Give back the full listing verbatim, apart from its images.

• • • • • • •

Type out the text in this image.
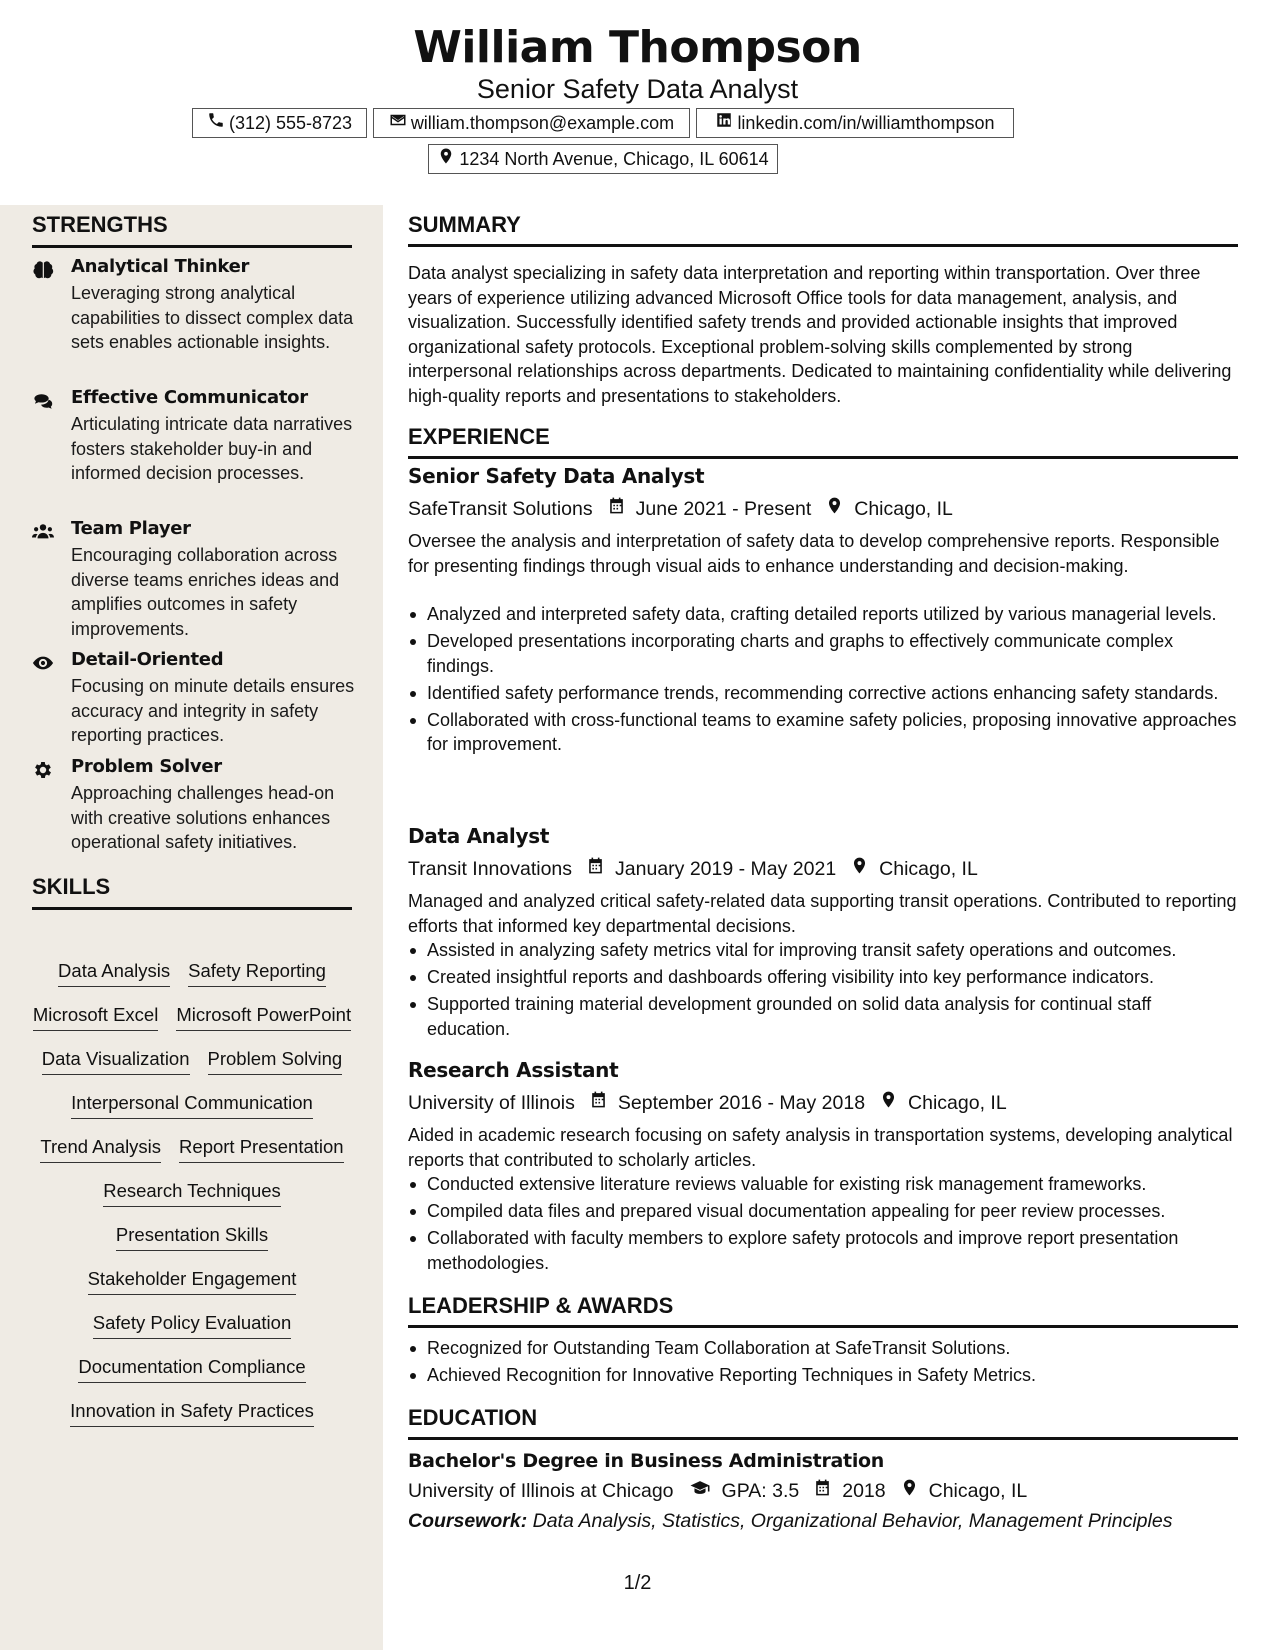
William Thompson
Senior Safety Data Analyst
(312) 555-8723	william.thompson@example.com	linkedin.com/in/williamthompson
1234 North Avenue, Chicago, IL 60614
STRENGTHS
Analytical Thinker
Leveraging strong analytical capabilities to dissect complex data sets enables actionable insights.
Effective Communicator
Articulating intricate data narratives fosters stakeholder buy-in and informed decision processes.
Team Player
Encouraging collaboration across diverse teams enriches ideas and amplifies outcomes in safety improvements.
Detail-Oriented
Focusing on minute details ensures accuracy and integrity in safety reporting practices.
Problem Solver
Approaching challenges head-on with creative solutions enhances operational safety initiatives.
SKILLS
Data Analysis Safety Reporting
Microsoft Excel Microsoft PowerPoint
Data Visualization Problem Solving
Interpersonal Communication
Trend Analysis Report Presentation
Research Techniques
Presentation Skills
Stakeholder Engagement
Safety Policy Evaluation
Documentation Compliance
Innovation in Safety Practices
SUMMARY
Data analyst specializing in safety data interpretation and reporting within transportation. Over three years of experience utilizing advanced Microsoft Office tools for data management, analysis, and visualization. Successfully identified safety trends and provided actionable insights that improved organizational safety protocols. Exceptional problem-solving skills complemented by strong interpersonal relationships across departments. Dedicated to maintaining confidentiality while delivering high-quality reports and presentations to stakeholders.
EXPERIENCE
Senior Safety Data Analyst
SafeTransit Solutions June 2021 - Present Chicago, IL
Oversee the analysis and interpretation of safety data to develop comprehensive reports. Responsible for presenting findings through visual aids to enhance understanding and decision-making.
Analyzed and interpreted safety data, crafting detailed reports utilized by various managerial levels.
Developed presentations incorporating charts and graphs to effectively communicate complex findings.
Identified safety performance trends, recommending corrective actions enhancing safety standards.
Collaborated with cross-functional teams to examine safety policies, proposing innovative approaches for improvement.
Data Analyst
Transit Innovations January 2019 - May 2021 Chicago, IL
Managed and analyzed critical safety-related data supporting transit operations. Contributed to reporting efforts that informed key departmental decisions.
Assisted in analyzing safety metrics vital for improving transit safety operations and outcomes.
Created insightful reports and dashboards offering visibility into key performance indicators.
Supported training material development grounded on solid data analysis for continual staff education.
Research Assistant
University of Illinois September 2016 - May 2018 Chicago, IL
Aided in academic research focusing on safety analysis in transportation systems, developing analytical reports that contributed to scholarly articles.
Conducted extensive literature reviews valuable for existing risk management frameworks.
Compiled data files and prepared visual documentation appealing for peer review processes.
Collaborated with faculty members to explore safety protocols and improve report presentation methodologies.
LEADERSHIP & AWARDS
Recognized for Outstanding Team Collaboration at SafeTransit Solutions.
Achieved Recognition for Innovative Reporting Techniques in Safety Metrics.
EDUCATION
Bachelor's Degree in Business Administration
University of Illinois at Chicago GPA: 3.5 2018 Chicago, IL
Coursework: Data Analysis, Statistics, Organizational Behavior, Management Principles
1/2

• • • • • • •

THE RESPONSE =>
Type out the text in this image.
William Thompson
Senior Safety Data Analyst
(312) 555-8723	william.thompson@example.com	linkedin.com/in/williamthompson
1234 North Avenue, Chicago, IL 60614
STRENGTHS
Analytical Thinker
Leveraging strong analytical capabilities to dissect complex data sets enables actionable insights.
Effective Communicator
Articulating intricate data narratives fosters stakeholder buy-in and informed decision processes.
Team Player
Encouraging collaboration across diverse teams enriches ideas and amplifies outcomes in safety improvements.
Detail-Oriented
Focusing on minute details ensures accuracy and integrity in safety reporting practices.
Problem Solver
Approaching challenges head-on with creative solutions enhances operational safety initiatives.
SKILLS
Data Analysis Safety Reporting
Microsoft Excel Microsoft PowerPoint
Data Visualization Problem Solving
Interpersonal Communication
Trend Analysis Report Presentation
Research Techniques
Presentation Skills
Stakeholder Engagement
Safety Policy Evaluation
Documentation Compliance
Innovation in Safety Practices
SUMMARY
Data analyst specializing in safety data interpretation and reporting within transportation. Over three years of experience utilizing advanced Microsoft Office tools for data management, analysis, and visualization. Successfully identified safety trends and provided actionable insights that improved organizational safety protocols. Exceptional problem-solving skills complemented by strong interpersonal relationships across departments. Dedicated to maintaining confidentiality while delivering high-quality reports and presentations to stakeholders.
EXPERIENCE
Senior Safety Data Analyst
SafeTransit Solutions June 2021 - Present Chicago, IL
Oversee the analysis and interpretation of safety data to develop comprehensive reports. Responsible for presenting findings through visual aids to enhance understanding and decision-making.
Analyzed and interpreted safety data, crafting detailed reports utilized by various managerial levels.
Developed presentations incorporating charts and graphs to effectively communicate complex findings.
Identified safety performance trends, recommending corrective actions enhancing safety standards.
Collaborated with cross-functional teams to examine safety policies, proposing innovative approaches for improvement.
Data Analyst
Transit Innovations January 2019 - May 2021 Chicago, IL
Managed and analyzed critical safety-related data supporting transit operations. Contributed to reporting efforts that informed key departmental decisions.
Assisted in analyzing safety metrics vital for improving transit safety operations and outcomes.
Created insightful reports and dashboards offering visibility into key performance indicators.
Supported training material development grounded on solid data analysis for continual staff education.
Research Assistant
University of Illinois September 2016 - May 2018 Chicago, IL
Aided in academic research focusing on safety analysis in transportation systems, developing analytical reports that contributed to scholarly articles.
Conducted extensive literature reviews valuable for existing risk management frameworks.
Compiled data files and prepared visual documentation appealing for peer review processes.
Collaborated with faculty members to explore safety protocols and improve report presentation methodologies.
LEADERSHIP & AWARDS
Recognized for Outstanding Team Collaboration at SafeTransit Solutions.
Achieved Recognition for Innovative Reporting Techniques in Safety Metrics.
EDUCATION
Bachelor's Degree in Business Administration
University of Illinois at Chicago GPA: 3.5 2018 Chicago, IL
Coursework: Data Analysis, Statistics, Organizational Behavior, Management Principles
1/2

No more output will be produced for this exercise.